──────── ROWS ────────

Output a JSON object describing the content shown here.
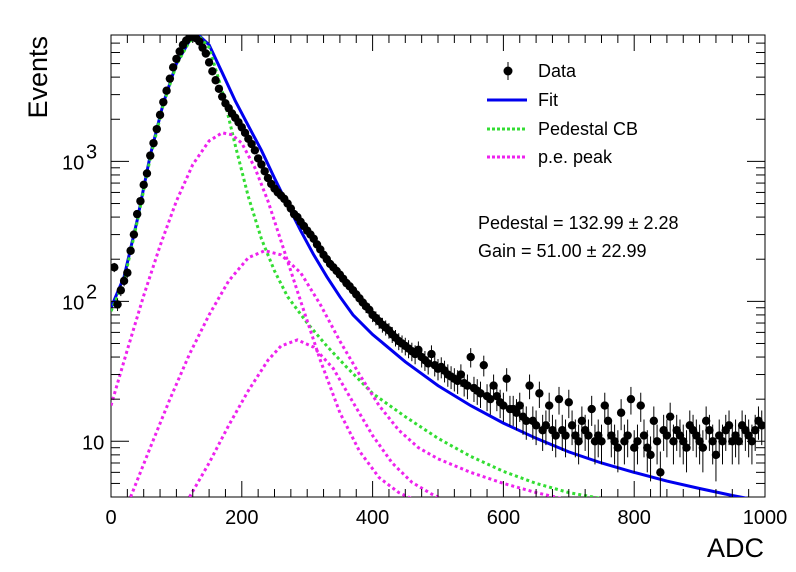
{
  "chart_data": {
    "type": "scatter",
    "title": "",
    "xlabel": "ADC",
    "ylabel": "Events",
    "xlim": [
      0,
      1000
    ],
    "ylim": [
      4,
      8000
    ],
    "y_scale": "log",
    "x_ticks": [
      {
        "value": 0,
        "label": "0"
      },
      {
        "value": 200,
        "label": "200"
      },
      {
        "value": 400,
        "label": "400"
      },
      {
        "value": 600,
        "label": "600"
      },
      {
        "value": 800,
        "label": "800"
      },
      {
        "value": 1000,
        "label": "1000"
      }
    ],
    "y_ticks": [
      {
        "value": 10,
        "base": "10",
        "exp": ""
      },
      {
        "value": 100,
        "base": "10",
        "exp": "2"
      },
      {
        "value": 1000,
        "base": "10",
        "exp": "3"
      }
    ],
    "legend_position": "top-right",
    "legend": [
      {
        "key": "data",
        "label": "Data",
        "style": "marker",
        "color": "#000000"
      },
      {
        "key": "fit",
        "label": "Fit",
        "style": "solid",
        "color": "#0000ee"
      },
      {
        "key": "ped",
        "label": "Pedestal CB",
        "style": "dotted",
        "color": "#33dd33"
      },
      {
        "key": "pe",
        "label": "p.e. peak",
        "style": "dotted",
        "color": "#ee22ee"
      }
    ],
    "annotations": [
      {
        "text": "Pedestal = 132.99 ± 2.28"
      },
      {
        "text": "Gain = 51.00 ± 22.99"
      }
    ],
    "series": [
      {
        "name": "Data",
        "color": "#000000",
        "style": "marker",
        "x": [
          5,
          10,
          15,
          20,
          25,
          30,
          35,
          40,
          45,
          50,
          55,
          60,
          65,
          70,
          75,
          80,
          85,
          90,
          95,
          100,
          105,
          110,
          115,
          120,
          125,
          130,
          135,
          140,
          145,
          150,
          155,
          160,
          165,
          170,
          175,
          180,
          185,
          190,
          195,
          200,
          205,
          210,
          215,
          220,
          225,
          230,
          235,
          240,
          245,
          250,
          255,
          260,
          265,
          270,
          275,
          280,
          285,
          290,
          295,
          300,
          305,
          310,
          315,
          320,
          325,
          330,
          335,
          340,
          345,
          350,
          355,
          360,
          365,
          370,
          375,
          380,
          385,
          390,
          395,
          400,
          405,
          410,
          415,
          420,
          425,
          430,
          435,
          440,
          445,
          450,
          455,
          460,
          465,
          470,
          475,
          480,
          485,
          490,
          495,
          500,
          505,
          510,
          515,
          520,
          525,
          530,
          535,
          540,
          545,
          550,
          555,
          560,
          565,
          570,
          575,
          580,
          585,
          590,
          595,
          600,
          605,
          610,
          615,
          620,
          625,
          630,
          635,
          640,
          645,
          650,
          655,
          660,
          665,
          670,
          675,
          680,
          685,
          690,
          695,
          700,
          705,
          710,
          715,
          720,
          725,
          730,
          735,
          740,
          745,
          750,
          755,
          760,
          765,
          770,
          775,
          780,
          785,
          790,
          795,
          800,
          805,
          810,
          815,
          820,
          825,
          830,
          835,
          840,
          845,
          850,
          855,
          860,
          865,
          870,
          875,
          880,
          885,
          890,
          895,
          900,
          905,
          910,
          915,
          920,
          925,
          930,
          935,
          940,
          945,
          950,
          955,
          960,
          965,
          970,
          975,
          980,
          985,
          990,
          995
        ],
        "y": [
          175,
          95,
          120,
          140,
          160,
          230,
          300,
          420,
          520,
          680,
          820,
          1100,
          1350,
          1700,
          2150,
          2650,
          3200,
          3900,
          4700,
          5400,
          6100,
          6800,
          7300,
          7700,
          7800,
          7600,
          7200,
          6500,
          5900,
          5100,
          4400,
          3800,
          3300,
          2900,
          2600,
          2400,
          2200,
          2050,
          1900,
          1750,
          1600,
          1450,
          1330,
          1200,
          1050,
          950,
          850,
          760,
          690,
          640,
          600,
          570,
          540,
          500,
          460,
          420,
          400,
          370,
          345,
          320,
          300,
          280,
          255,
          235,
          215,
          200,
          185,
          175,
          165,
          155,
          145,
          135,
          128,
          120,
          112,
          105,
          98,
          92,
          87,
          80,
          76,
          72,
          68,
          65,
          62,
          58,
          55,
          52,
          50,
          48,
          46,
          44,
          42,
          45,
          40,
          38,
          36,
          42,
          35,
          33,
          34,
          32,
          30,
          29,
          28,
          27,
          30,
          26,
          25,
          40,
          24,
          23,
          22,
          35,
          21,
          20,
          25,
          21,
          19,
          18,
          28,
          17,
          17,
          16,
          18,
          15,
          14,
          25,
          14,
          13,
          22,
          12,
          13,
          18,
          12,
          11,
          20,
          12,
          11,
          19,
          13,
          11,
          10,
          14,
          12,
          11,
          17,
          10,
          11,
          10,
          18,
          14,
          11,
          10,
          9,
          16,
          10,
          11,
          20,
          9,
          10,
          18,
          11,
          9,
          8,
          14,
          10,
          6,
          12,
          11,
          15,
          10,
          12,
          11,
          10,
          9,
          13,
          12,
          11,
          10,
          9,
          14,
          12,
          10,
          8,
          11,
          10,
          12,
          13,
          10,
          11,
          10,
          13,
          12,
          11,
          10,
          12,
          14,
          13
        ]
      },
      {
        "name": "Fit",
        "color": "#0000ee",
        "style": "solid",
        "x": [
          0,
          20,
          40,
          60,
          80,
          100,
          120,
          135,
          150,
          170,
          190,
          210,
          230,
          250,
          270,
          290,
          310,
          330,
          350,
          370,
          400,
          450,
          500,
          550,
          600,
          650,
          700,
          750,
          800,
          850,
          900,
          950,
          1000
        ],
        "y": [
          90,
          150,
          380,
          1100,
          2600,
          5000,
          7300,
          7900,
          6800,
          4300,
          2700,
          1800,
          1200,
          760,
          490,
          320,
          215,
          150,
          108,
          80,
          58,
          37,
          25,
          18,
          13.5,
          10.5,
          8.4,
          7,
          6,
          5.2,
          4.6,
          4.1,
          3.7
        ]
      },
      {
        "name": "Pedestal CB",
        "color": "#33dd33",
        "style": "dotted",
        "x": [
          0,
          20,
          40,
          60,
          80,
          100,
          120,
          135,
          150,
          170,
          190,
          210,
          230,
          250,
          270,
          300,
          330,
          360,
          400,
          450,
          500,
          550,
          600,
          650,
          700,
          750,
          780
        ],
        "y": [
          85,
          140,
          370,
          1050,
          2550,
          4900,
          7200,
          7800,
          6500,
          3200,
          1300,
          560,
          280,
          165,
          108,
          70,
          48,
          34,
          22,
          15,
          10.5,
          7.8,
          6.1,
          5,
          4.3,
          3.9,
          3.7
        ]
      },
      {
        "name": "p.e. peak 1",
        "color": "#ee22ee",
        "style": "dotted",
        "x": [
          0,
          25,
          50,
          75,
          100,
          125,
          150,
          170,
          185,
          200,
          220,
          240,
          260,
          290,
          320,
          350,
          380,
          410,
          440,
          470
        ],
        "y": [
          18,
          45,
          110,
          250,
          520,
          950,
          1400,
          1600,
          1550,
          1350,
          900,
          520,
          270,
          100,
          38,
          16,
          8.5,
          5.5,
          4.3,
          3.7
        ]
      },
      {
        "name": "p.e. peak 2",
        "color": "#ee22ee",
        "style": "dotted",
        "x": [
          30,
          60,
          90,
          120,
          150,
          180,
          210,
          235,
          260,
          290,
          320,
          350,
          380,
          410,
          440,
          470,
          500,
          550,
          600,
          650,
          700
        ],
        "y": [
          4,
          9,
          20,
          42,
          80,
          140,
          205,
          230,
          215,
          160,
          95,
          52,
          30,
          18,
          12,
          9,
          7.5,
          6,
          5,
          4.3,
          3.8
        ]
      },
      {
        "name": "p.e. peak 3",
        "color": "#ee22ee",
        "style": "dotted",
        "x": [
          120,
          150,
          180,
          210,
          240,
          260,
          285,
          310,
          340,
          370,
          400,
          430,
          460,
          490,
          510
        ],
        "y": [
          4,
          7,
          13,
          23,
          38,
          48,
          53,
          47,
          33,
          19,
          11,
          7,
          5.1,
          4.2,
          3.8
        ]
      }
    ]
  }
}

────────
──────── ROWS ────────

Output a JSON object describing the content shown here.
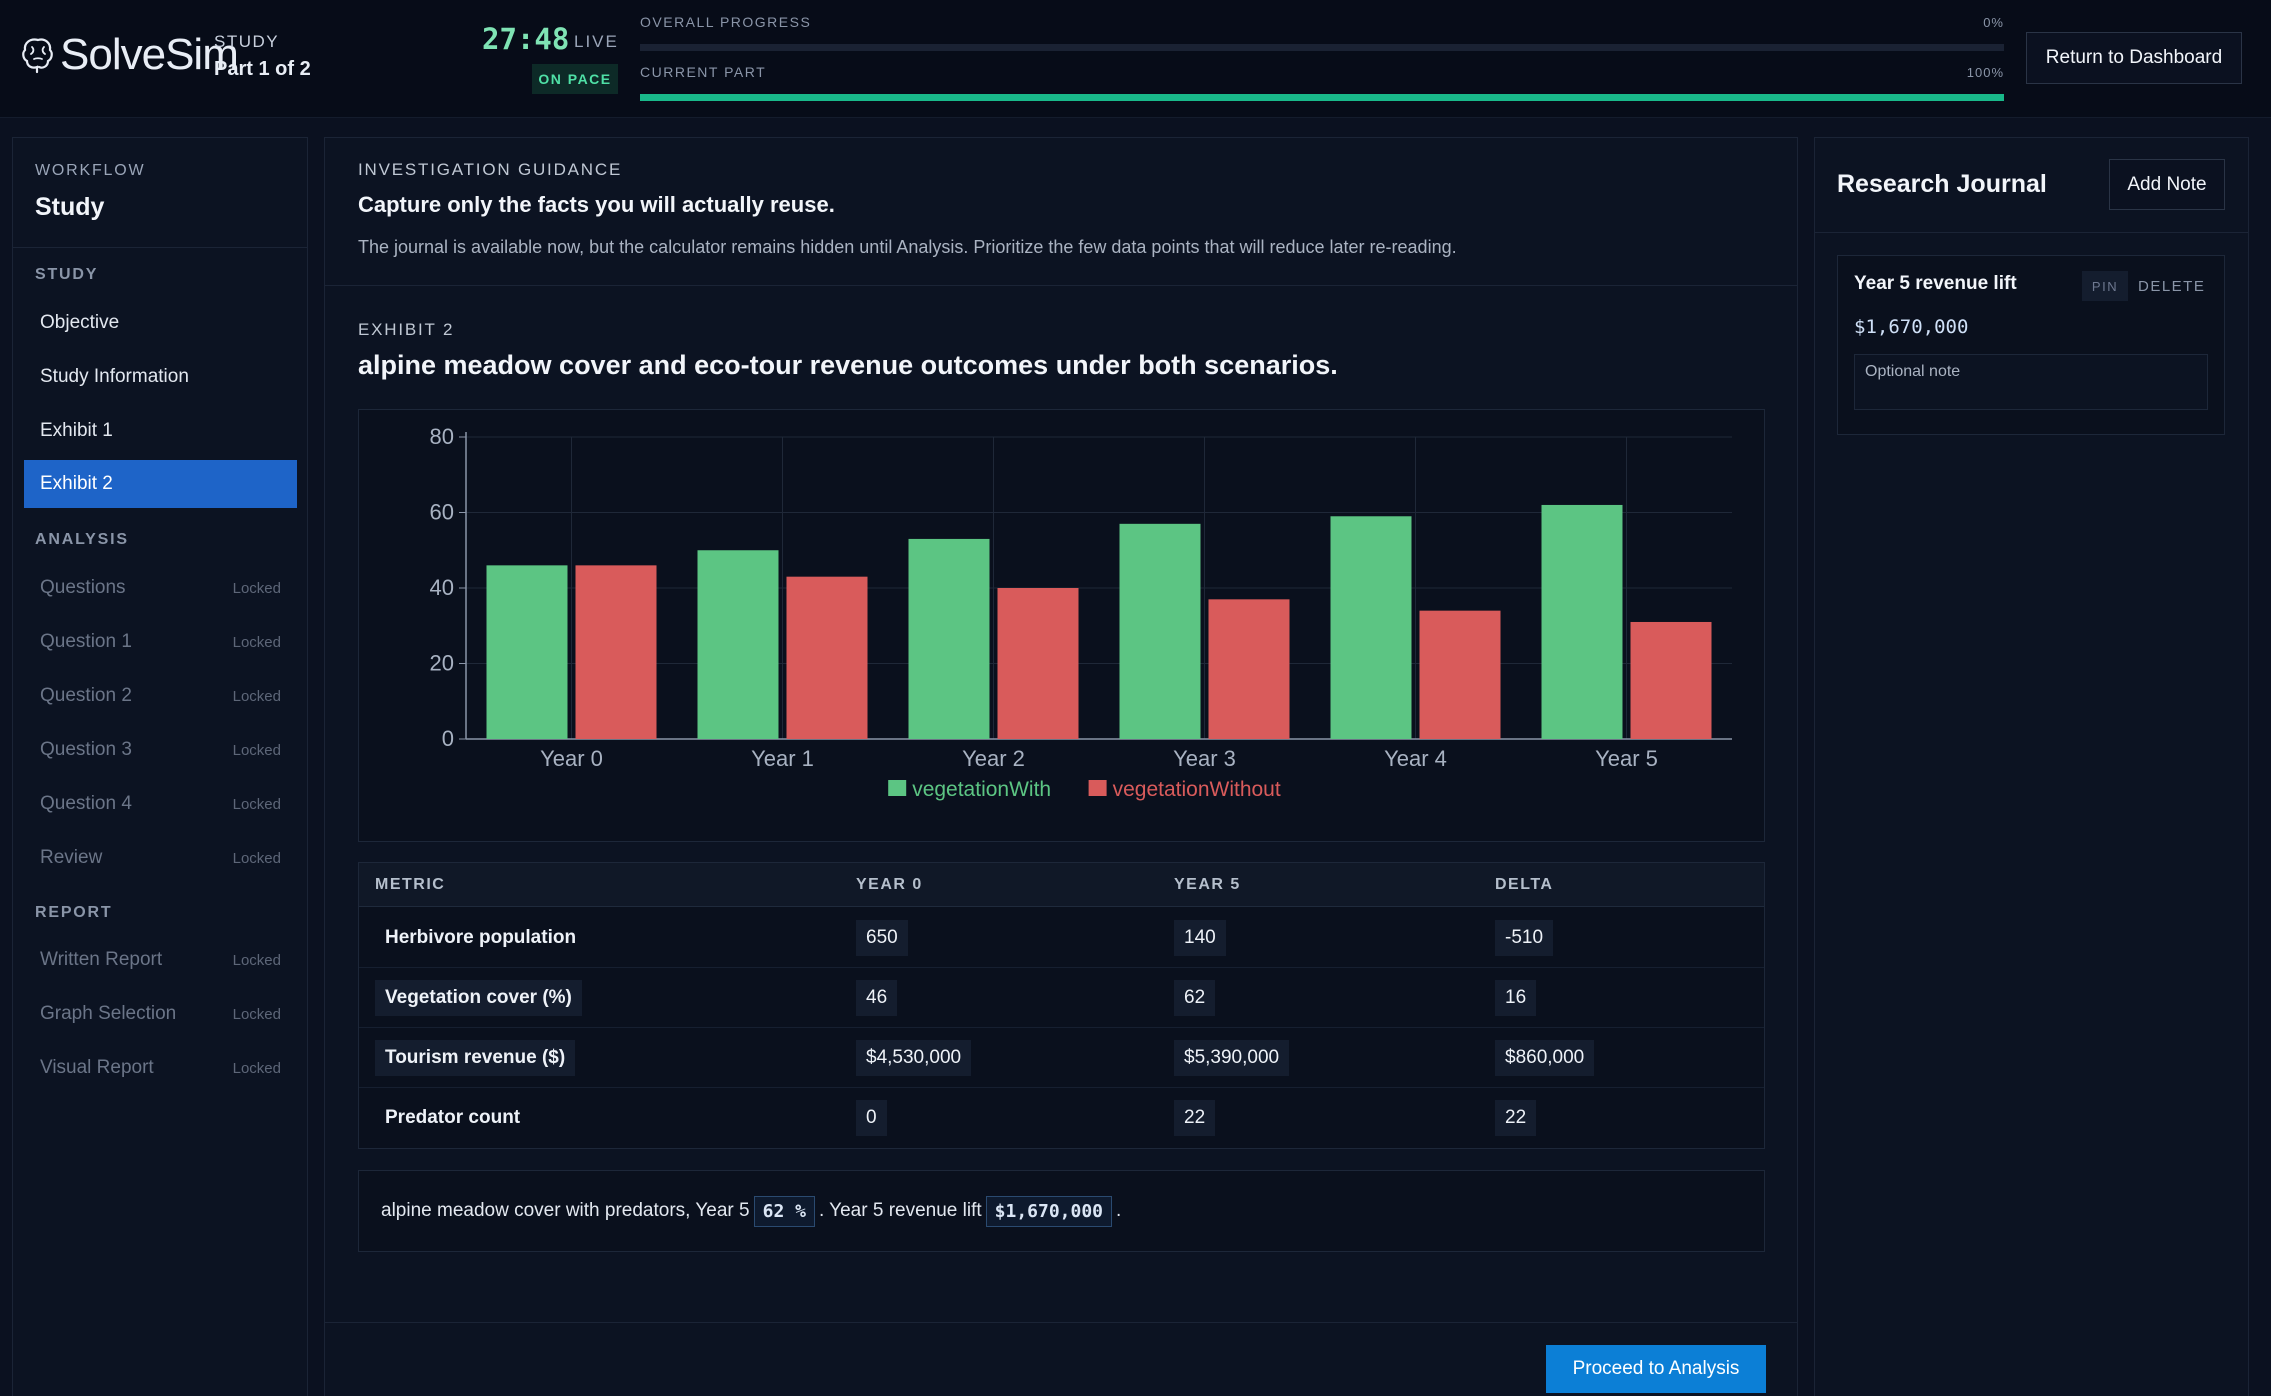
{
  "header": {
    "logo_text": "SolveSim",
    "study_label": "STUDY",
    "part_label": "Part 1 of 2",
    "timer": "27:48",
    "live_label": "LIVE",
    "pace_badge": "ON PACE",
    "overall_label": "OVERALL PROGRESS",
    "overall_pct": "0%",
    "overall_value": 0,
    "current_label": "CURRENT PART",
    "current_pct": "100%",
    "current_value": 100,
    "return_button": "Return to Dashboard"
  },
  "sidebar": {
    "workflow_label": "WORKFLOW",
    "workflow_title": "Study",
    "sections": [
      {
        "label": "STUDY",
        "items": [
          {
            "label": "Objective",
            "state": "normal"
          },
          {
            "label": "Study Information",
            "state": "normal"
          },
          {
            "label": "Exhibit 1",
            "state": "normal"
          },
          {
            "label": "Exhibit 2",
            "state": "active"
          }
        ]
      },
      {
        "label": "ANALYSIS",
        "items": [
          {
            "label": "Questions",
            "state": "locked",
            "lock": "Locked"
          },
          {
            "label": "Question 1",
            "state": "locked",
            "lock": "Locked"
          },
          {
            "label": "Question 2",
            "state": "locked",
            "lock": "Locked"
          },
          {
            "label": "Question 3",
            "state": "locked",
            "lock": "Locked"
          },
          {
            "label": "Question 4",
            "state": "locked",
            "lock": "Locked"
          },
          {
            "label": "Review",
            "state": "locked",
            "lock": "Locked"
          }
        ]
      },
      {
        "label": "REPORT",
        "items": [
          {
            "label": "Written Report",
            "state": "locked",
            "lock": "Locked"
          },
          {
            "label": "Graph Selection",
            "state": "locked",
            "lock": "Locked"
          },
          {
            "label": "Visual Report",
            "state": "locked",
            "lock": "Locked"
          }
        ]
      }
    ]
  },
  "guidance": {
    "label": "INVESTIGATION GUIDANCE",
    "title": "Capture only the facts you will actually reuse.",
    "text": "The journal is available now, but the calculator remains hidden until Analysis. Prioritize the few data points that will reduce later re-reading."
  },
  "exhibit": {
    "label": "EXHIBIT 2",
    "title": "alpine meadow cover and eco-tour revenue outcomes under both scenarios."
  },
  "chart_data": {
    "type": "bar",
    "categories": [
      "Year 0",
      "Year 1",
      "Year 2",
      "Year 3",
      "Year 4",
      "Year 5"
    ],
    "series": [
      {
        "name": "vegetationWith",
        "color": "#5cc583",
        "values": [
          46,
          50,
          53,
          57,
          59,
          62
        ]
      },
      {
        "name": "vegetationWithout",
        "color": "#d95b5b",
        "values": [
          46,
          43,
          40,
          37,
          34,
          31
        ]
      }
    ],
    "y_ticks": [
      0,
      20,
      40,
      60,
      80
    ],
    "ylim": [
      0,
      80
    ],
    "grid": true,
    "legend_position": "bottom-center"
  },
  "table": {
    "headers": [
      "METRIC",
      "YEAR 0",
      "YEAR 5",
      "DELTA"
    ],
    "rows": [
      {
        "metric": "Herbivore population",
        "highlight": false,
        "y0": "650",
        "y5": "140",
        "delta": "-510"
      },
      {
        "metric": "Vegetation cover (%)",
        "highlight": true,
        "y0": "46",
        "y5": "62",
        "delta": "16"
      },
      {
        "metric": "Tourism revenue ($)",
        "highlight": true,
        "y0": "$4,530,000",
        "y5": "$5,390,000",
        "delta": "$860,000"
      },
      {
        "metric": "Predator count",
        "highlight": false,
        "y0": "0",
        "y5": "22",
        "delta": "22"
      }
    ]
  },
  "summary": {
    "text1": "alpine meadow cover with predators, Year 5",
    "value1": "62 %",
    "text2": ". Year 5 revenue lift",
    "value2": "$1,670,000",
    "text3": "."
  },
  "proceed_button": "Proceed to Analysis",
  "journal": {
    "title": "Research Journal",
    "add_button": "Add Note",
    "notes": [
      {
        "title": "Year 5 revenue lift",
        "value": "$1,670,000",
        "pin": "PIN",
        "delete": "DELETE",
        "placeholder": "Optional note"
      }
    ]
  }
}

────────

Report each line of the material above where the word "revenue" appears.

• [REPLY TO THE TASK]
    "title": "alpine meadow cover and eco-tour revenue outcomes under both scenarios."
        "metric": "Tourism revenue ($)",
    "text2": ". Year 5 revenue lift",
        "title": "Year 5 revenue lift",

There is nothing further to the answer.